╭─ EXTRACTED ENTRIES

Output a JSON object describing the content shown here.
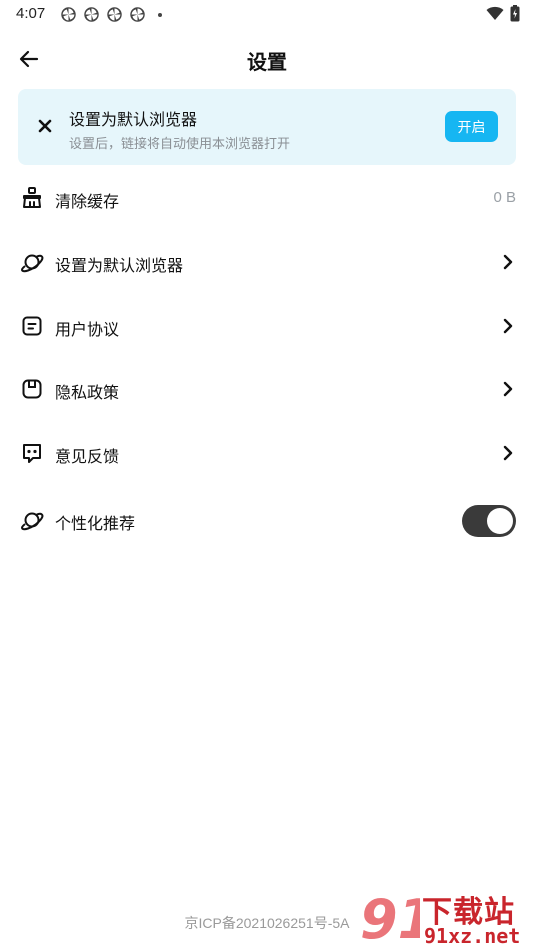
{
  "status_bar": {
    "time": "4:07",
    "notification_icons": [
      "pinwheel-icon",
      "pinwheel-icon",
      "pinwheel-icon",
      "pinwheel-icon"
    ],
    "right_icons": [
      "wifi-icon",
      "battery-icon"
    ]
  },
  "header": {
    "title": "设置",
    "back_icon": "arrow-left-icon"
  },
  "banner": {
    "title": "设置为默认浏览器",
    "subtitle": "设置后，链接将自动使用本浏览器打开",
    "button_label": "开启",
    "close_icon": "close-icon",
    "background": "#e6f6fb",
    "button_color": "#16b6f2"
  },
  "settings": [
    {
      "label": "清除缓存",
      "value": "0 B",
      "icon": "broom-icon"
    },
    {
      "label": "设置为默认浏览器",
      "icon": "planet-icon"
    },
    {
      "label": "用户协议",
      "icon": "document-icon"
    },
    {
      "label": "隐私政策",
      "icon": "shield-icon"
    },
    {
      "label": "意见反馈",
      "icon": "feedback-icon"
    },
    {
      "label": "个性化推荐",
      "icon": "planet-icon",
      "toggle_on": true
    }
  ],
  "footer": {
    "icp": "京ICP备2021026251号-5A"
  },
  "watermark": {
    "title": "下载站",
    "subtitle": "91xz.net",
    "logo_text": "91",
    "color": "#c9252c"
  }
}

╰─

_EXERCISE GOAL_
Filter the records above for "subtitle" and copy every matching line.

_ANSWER TO THE PROBLEM_
    "subtitle": "设置后，链接将自动使用本浏览器打开",
    "subtitle": "91xz.net",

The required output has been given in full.